=== YOUR OBJECTIVE ===
Do any lines in the data below contain "공시지가"? If so, copy every one of them.

** begin INPUT FOR THIS TASK **

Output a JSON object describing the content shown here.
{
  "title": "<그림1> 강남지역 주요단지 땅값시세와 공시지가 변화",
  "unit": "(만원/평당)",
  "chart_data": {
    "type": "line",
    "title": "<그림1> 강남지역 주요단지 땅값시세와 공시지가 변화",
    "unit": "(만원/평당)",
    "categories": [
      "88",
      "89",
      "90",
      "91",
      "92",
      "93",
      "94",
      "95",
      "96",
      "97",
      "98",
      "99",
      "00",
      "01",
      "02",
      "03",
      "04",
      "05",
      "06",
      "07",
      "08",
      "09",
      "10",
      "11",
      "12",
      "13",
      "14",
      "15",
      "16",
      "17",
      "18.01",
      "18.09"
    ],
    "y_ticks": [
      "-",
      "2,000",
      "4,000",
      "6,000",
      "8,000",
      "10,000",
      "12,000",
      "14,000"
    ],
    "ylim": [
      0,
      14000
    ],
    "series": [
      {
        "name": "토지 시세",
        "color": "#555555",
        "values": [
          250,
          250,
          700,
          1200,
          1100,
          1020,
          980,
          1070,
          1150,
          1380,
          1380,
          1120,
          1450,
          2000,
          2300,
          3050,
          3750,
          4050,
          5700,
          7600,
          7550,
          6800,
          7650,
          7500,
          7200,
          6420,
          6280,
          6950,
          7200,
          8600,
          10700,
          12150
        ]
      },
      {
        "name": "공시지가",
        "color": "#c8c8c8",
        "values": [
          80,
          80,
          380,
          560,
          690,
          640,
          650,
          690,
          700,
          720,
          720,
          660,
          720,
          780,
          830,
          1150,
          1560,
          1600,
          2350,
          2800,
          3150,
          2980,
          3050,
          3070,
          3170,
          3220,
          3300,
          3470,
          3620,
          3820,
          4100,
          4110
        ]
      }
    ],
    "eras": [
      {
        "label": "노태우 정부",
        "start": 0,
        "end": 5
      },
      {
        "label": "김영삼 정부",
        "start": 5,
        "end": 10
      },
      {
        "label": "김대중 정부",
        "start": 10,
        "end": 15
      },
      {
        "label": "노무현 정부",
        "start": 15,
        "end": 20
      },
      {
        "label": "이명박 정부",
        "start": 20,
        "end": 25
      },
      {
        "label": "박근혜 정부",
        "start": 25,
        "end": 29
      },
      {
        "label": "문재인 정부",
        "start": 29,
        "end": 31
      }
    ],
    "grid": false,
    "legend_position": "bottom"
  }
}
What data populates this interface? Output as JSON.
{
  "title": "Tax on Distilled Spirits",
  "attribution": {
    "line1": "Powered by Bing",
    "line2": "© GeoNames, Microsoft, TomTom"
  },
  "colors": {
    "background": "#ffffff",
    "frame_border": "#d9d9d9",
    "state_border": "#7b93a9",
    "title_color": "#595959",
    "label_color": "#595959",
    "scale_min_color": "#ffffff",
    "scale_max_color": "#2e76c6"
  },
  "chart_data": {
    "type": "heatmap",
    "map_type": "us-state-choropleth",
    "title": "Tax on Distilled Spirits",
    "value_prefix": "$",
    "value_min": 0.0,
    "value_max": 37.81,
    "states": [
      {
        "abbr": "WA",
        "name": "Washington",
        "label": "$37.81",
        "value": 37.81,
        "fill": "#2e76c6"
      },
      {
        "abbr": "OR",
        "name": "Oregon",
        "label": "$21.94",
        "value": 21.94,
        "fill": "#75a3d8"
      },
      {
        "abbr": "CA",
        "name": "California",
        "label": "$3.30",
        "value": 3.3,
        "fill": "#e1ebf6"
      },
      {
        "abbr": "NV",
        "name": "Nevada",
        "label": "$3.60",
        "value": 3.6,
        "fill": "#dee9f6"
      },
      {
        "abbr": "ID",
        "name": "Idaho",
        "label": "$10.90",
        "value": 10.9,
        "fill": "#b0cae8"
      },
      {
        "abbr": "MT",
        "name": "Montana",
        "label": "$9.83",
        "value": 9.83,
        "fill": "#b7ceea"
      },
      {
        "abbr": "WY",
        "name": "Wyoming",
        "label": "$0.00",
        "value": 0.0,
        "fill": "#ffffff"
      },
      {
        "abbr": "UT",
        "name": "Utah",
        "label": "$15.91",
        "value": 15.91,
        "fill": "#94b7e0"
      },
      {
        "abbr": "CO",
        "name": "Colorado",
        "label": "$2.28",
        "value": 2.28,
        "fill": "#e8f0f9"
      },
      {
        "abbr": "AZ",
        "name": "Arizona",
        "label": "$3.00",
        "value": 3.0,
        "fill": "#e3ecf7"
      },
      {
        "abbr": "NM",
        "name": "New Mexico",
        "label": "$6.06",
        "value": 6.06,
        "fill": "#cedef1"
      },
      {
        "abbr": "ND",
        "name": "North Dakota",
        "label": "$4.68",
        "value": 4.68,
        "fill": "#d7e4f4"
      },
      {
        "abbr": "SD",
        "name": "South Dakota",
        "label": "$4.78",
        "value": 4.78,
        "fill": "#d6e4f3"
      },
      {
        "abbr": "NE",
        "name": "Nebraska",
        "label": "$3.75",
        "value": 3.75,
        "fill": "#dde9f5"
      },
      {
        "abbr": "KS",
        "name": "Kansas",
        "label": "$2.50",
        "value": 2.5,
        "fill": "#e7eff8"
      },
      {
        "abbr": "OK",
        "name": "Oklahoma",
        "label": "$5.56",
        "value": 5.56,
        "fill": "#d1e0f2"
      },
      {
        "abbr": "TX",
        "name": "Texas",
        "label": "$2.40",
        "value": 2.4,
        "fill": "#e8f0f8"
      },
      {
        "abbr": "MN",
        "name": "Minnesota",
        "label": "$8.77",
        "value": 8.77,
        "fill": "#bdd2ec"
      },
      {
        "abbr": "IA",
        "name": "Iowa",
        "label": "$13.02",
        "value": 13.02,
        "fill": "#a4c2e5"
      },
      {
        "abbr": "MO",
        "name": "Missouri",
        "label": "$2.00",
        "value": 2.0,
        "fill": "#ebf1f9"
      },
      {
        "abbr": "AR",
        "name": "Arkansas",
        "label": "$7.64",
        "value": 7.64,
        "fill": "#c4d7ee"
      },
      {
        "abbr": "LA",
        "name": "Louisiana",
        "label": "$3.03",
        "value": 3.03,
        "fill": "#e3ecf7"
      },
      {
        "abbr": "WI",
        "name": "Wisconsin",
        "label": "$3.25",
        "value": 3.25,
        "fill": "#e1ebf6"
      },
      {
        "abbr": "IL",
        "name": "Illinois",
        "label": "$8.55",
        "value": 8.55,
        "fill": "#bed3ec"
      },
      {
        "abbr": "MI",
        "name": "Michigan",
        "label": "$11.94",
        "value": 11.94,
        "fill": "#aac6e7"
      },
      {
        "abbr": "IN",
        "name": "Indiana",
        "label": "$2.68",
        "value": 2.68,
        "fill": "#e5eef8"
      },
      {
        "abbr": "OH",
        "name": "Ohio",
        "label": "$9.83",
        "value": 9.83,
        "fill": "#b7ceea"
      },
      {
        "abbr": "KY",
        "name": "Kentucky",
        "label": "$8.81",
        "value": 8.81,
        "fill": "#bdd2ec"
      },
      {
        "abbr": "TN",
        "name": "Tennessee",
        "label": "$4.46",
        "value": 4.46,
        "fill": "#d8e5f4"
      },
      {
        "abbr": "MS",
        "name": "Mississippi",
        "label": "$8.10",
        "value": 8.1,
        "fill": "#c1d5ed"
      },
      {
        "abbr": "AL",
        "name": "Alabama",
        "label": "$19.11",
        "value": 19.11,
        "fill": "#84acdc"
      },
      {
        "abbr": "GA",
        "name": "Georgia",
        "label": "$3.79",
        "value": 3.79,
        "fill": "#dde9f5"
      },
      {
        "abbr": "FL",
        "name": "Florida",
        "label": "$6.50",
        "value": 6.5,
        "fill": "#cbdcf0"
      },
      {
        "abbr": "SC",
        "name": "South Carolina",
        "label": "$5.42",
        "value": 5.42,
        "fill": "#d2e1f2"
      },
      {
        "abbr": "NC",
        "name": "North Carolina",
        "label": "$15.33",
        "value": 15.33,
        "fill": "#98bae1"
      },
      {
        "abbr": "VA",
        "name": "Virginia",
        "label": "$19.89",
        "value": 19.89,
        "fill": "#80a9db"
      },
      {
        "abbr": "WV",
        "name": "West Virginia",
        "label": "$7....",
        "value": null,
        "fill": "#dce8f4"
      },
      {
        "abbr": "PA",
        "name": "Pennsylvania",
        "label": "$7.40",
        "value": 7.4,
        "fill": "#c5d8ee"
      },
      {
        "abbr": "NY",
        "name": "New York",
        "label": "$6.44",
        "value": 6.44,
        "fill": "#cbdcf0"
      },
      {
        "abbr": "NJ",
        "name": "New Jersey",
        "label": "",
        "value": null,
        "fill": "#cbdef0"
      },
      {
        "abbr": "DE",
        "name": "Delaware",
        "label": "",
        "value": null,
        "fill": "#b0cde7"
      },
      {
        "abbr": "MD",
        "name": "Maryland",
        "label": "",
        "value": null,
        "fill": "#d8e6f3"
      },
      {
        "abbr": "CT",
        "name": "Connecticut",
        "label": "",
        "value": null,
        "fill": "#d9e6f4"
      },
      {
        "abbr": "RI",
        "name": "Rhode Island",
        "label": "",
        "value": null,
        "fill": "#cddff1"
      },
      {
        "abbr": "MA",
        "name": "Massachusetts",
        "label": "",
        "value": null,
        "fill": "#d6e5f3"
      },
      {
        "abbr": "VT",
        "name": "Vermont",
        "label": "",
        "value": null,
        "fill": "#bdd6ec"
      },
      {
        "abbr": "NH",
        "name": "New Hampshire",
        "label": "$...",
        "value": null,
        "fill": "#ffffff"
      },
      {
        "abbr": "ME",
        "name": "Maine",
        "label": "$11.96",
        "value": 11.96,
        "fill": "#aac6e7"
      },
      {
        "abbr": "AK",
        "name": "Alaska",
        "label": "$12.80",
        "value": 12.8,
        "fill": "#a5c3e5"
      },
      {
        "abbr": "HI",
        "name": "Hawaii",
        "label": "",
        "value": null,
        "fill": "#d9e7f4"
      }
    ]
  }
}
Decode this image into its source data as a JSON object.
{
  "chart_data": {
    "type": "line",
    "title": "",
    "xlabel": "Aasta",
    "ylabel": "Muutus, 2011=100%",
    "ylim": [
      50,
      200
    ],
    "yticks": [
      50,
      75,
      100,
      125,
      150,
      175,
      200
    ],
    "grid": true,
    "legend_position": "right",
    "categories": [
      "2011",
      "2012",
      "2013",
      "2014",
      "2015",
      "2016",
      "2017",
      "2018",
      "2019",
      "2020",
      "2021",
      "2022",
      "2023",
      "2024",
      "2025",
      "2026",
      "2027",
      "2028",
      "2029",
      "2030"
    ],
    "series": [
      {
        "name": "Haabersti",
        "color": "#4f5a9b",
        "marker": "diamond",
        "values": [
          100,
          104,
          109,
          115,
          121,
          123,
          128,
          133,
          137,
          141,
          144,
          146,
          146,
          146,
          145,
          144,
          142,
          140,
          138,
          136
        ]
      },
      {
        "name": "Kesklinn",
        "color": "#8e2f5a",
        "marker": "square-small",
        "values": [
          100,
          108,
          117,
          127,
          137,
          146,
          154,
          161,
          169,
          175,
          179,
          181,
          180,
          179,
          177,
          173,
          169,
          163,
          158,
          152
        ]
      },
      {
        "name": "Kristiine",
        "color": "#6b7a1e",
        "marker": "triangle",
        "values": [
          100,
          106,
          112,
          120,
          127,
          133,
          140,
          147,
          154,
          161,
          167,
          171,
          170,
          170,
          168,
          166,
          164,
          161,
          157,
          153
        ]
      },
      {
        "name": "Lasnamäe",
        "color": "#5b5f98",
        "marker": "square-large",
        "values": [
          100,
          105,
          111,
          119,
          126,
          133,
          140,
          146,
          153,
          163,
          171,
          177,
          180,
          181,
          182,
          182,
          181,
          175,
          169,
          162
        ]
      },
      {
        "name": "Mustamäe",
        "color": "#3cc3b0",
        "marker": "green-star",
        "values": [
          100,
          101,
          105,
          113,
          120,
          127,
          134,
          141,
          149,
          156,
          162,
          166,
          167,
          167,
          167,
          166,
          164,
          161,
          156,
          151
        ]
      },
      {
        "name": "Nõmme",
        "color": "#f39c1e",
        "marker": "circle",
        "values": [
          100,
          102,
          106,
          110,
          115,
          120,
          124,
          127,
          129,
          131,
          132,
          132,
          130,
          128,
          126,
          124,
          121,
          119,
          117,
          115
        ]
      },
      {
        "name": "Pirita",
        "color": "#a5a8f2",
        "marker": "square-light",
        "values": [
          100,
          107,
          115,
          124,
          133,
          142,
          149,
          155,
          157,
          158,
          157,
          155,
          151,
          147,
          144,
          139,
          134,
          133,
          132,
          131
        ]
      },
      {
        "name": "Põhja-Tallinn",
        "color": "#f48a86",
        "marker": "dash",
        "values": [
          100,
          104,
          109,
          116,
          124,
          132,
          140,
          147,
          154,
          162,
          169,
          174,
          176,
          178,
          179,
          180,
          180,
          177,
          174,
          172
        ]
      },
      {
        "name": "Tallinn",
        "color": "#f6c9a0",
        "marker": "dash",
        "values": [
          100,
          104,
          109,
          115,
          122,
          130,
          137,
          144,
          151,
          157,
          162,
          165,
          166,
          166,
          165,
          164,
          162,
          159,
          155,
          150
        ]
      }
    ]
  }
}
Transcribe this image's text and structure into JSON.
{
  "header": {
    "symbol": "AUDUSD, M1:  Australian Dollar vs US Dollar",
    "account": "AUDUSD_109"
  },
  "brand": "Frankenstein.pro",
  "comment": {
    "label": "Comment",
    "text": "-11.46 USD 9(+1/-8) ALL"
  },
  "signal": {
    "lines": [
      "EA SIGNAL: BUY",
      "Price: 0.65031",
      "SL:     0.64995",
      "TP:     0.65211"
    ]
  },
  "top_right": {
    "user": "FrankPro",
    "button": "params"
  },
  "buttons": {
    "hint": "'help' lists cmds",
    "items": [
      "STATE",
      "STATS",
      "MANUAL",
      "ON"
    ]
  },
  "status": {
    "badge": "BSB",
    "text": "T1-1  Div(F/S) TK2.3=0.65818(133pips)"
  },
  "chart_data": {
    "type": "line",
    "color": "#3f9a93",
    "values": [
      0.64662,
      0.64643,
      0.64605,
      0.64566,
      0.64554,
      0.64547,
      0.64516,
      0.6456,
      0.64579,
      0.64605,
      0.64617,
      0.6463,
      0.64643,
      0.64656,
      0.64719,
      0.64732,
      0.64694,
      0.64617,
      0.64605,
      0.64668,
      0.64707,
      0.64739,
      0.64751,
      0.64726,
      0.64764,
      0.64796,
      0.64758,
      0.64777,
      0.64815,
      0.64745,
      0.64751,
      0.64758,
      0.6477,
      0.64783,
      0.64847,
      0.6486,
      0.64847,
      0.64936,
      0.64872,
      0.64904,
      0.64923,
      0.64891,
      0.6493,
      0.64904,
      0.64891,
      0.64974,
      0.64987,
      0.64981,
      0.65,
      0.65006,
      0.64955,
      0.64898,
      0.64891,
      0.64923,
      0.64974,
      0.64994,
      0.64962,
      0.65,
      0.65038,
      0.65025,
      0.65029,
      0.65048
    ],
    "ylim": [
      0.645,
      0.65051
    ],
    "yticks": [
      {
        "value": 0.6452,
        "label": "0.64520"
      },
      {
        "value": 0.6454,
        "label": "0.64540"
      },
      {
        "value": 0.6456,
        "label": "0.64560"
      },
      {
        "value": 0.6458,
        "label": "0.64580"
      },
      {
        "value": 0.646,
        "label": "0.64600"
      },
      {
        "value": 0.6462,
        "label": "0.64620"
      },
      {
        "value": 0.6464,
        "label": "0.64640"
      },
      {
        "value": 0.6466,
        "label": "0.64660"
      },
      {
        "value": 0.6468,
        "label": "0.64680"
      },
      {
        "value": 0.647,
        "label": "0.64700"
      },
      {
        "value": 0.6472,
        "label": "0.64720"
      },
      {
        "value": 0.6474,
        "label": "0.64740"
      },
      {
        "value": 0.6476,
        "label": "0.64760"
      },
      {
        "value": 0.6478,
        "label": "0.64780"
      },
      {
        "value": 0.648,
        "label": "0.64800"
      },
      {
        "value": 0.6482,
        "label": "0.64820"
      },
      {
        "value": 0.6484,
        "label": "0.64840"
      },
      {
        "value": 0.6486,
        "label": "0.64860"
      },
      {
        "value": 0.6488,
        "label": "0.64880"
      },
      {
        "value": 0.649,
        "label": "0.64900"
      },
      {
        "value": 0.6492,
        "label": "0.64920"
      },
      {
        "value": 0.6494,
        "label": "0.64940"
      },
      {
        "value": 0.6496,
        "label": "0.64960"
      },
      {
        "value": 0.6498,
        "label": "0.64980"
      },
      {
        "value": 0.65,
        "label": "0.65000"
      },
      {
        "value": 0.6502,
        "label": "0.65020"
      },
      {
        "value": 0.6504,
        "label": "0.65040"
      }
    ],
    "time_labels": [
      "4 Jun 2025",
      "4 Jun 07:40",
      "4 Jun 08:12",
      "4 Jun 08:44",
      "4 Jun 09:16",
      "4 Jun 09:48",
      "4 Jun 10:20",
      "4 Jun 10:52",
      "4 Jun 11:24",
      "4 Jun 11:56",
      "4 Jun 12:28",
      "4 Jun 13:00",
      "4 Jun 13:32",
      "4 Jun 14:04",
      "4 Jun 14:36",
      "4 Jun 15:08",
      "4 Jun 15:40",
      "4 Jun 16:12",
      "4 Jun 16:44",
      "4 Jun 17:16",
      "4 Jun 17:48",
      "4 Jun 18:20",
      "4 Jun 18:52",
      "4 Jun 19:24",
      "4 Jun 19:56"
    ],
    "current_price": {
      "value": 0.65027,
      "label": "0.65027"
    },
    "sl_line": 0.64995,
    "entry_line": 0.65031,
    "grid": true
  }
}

** end INPUT FOR THIS TASK **

=== EXERCISE SOLUTION ===
  "title": "<그림1> 강남지역 주요단지 땅값시세와 공시지가 변화",
    "title": "<그림1> 강남지역 주요단지 땅값시세와 공시지가 변화",
        "name": "공시지가",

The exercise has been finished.